===== DATASET RECORDS =====

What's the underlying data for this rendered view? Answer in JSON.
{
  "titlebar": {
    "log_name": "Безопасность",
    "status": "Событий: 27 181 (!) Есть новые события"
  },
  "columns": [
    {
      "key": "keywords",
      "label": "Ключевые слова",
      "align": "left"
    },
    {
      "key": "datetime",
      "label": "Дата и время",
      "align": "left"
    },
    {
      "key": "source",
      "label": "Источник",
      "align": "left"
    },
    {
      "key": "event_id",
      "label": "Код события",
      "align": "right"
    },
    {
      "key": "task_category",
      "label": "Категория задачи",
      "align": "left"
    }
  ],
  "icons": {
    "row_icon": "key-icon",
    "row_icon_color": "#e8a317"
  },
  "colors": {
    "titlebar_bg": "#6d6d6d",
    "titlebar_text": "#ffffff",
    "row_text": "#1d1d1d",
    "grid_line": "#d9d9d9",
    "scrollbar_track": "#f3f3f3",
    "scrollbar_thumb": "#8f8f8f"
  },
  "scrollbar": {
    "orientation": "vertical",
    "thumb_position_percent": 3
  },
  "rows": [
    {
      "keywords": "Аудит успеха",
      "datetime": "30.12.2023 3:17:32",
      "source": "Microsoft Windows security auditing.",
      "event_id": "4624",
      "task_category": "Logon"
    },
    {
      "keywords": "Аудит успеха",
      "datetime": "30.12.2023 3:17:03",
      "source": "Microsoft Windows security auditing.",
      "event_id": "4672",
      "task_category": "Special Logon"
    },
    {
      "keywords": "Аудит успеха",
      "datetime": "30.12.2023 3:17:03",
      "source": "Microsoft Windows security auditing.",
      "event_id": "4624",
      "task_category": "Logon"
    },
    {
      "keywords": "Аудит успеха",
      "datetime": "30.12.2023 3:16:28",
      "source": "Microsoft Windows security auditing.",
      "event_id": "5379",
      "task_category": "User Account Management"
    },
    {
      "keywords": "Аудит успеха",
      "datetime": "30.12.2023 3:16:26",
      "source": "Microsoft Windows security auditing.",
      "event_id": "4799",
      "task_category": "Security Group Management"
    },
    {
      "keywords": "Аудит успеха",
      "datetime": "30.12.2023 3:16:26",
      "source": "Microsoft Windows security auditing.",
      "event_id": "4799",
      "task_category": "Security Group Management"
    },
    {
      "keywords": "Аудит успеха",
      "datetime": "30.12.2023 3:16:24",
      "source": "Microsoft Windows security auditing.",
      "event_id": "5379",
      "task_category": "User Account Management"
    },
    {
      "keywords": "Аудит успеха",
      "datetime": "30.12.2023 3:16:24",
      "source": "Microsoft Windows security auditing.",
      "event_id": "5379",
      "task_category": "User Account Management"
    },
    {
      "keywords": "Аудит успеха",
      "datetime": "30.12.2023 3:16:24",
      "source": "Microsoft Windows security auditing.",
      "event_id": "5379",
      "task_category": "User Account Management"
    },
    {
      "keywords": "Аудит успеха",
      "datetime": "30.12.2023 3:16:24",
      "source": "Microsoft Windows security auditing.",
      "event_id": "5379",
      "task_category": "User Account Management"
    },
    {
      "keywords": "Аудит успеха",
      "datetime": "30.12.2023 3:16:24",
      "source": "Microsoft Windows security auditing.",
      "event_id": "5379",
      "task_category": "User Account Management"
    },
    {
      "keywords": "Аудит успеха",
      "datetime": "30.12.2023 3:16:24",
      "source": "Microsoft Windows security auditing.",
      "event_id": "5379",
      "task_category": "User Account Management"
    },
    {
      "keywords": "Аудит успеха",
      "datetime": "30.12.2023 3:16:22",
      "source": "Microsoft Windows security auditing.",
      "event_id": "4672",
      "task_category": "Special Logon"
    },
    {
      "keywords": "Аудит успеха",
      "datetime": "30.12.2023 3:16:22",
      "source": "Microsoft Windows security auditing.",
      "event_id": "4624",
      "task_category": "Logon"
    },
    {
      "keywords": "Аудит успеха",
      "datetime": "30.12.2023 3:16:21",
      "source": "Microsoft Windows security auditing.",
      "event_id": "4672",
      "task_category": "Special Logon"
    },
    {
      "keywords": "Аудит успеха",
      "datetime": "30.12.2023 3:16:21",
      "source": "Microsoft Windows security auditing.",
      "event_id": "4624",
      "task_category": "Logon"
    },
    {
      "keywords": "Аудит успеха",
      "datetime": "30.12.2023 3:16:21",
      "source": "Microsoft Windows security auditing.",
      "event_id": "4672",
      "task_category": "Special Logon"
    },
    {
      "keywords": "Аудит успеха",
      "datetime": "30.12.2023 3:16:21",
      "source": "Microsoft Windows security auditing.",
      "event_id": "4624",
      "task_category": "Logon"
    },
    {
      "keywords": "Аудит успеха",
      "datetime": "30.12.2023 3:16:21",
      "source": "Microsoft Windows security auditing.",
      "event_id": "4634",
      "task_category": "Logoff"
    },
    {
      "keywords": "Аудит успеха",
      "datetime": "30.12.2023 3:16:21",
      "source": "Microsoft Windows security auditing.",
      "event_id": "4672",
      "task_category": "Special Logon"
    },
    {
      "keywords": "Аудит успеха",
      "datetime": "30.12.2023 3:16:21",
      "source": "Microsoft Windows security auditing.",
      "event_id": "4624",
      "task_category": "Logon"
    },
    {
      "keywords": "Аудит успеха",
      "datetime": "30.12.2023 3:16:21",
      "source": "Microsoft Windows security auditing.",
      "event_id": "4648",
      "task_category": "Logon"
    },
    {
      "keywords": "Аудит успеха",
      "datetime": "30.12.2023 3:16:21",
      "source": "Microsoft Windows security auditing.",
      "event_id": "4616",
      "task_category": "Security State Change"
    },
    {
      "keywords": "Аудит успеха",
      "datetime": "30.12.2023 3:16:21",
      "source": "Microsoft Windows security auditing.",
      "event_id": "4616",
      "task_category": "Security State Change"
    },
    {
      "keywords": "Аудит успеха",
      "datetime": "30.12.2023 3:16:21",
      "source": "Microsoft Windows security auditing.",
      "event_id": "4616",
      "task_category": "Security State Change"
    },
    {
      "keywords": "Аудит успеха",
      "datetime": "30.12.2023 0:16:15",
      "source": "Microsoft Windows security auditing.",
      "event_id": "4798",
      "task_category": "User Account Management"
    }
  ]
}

=====

* WHAT YOU HAVE TO DO
Repeat the data exactly. Leave nothing out.

* RIGHT ANSWER
What's the underlying data for this rendered view? Answer in JSON.
{
  "titlebar": {
    "log_name": "Безопасность",
    "status": "Событий: 27 181 (!) Есть новые события"
  },
  "columns": [
    {
      "key": "keywords",
      "label": "Ключевые слова",
      "align": "left"
    },
    {
      "key": "datetime",
      "label": "Дата и время",
      "align": "left"
    },
    {
      "key": "source",
      "label": "Источник",
      "align": "left"
    },
    {
      "key": "event_id",
      "label": "Код события",
      "align": "right"
    },
    {
      "key": "task_category",
      "label": "Категория задачи",
      "align": "left"
    }
  ],
  "icons": {
    "row_icon": "key-icon",
    "row_icon_color": "#e8a317"
  },
  "colors": {
    "titlebar_bg": "#6d6d6d",
    "titlebar_text": "#ffffff",
    "row_text": "#1d1d1d",
    "grid_line": "#d9d9d9",
    "scrollbar_track": "#f3f3f3",
    "scrollbar_thumb": "#8f8f8f"
  },
  "scrollbar": {
    "orientation": "vertical",
    "thumb_position_percent": 3
  },
  "rows": [
    {
      "keywords": "Аудит успеха",
      "datetime": "30.12.2023 3:17:32",
      "source": "Microsoft Windows security auditing.",
      "event_id": "4624",
      "task_category": "Logon"
    },
    {
      "keywords": "Аудит успеха",
      "datetime": "30.12.2023 3:17:03",
      "source": "Microsoft Windows security auditing.",
      "event_id": "4672",
      "task_category": "Special Logon"
    },
    {
      "keywords": "Аудит успеха",
      "datetime": "30.12.2023 3:17:03",
      "source": "Microsoft Windows security auditing.",
      "event_id": "4624",
      "task_category": "Logon"
    },
    {
      "keywords": "Аудит успеха",
      "datetime": "30.12.2023 3:16:28",
      "source": "Microsoft Windows security auditing.",
      "event_id": "5379",
      "task_category": "User Account Management"
    },
    {
      "keywords": "Аудит успеха",
      "datetime": "30.12.2023 3:16:26",
      "source": "Microsoft Windows security auditing.",
      "event_id": "4799",
      "task_category": "Security Group Management"
    },
    {
      "keywords": "Аудит успеха",
      "datetime": "30.12.2023 3:16:26",
      "source": "Microsoft Windows security auditing.",
      "event_id": "4799",
      "task_category": "Security Group Management"
    },
    {
      "keywords": "Аудит успеха",
      "datetime": "30.12.2023 3:16:24",
      "source": "Microsoft Windows security auditing.",
      "event_id": "5379",
      "task_category": "User Account Management"
    },
    {
      "keywords": "Аудит успеха",
      "datetime": "30.12.2023 3:16:24",
      "source": "Microsoft Windows security auditing.",
      "event_id": "5379",
      "task_category": "User Account Management"
    },
    {
      "keywords": "Аудит успеха",
      "datetime": "30.12.2023 3:16:24",
      "source": "Microsoft Windows security auditing.",
      "event_id": "5379",
      "task_category": "User Account Management"
    },
    {
      "keywords": "Аудит успеха",
      "datetime": "30.12.2023 3:16:24",
      "source": "Microsoft Windows security auditing.",
      "event_id": "5379",
      "task_category": "User Account Management"
    },
    {
      "keywords": "Аудит успеха",
      "datetime": "30.12.2023 3:16:24",
      "source": "Microsoft Windows security auditing.",
      "event_id": "5379",
      "task_category": "User Account Management"
    },
    {
      "keywords": "Аудит успеха",
      "datetime": "30.12.2023 3:16:24",
      "source": "Microsoft Windows security auditing.",
      "event_id": "5379",
      "task_category": "User Account Management"
    },
    {
      "keywords": "Аудит успеха",
      "datetime": "30.12.2023 3:16:22",
      "source": "Microsoft Windows security auditing.",
      "event_id": "4672",
      "task_category": "Special Logon"
    },
    {
      "keywords": "Аудит успеха",
      "datetime": "30.12.2023 3:16:22",
      "source": "Microsoft Windows security auditing.",
      "event_id": "4624",
      "task_category": "Logon"
    },
    {
      "keywords": "Аудит успеха",
      "datetime": "30.12.2023 3:16:21",
      "source": "Microsoft Windows security auditing.",
      "event_id": "4672",
      "task_category": "Special Logon"
    },
    {
      "keywords": "Аудит успеха",
      "datetime": "30.12.2023 3:16:21",
      "source": "Microsoft Windows security auditing.",
      "event_id": "4624",
      "task_category": "Logon"
    },
    {
      "keywords": "Аудит успеха",
      "datetime": "30.12.2023 3:16:21",
      "source": "Microsoft Windows security auditing.",
      "event_id": "4672",
      "task_category": "Special Logon"
    },
    {
      "keywords": "Аудит успеха",
      "datetime": "30.12.2023 3:16:21",
      "source": "Microsoft Windows security auditing.",
      "event_id": "4624",
      "task_category": "Logon"
    },
    {
      "keywords": "Аудит успеха",
      "datetime": "30.12.2023 3:16:21",
      "source": "Microsoft Windows security auditing.",
      "event_id": "4634",
      "task_category": "Logoff"
    },
    {
      "keywords": "Аудит успеха",
      "datetime": "30.12.2023 3:16:21",
      "source": "Microsoft Windows security auditing.",
      "event_id": "4672",
      "task_category": "Special Logon"
    },
    {
      "keywords": "Аудит успеха",
      "datetime": "30.12.2023 3:16:21",
      "source": "Microsoft Windows security auditing.",
      "event_id": "4624",
      "task_category": "Logon"
    },
    {
      "keywords": "Аудит успеха",
      "datetime": "30.12.2023 3:16:21",
      "source": "Microsoft Windows security auditing.",
      "event_id": "4648",
      "task_category": "Logon"
    },
    {
      "keywords": "Аудит успеха",
      "datetime": "30.12.2023 3:16:21",
      "source": "Microsoft Windows security auditing.",
      "event_id": "4616",
      "task_category": "Security State Change"
    },
    {
      "keywords": "Аудит успеха",
      "datetime": "30.12.2023 3:16:21",
      "source": "Microsoft Windows security auditing.",
      "event_id": "4616",
      "task_category": "Security State Change"
    },
    {
      "keywords": "Аудит успеха",
      "datetime": "30.12.2023 3:16:21",
      "source": "Microsoft Windows security auditing.",
      "event_id": "4616",
      "task_category": "Security State Change"
    },
    {
      "keywords": "Аудит успеха",
      "datetime": "30.12.2023 0:16:15",
      "source": "Microsoft Windows security auditing.",
      "event_id": "4798",
      "task_category": "User Account Management"
    }
  ]
}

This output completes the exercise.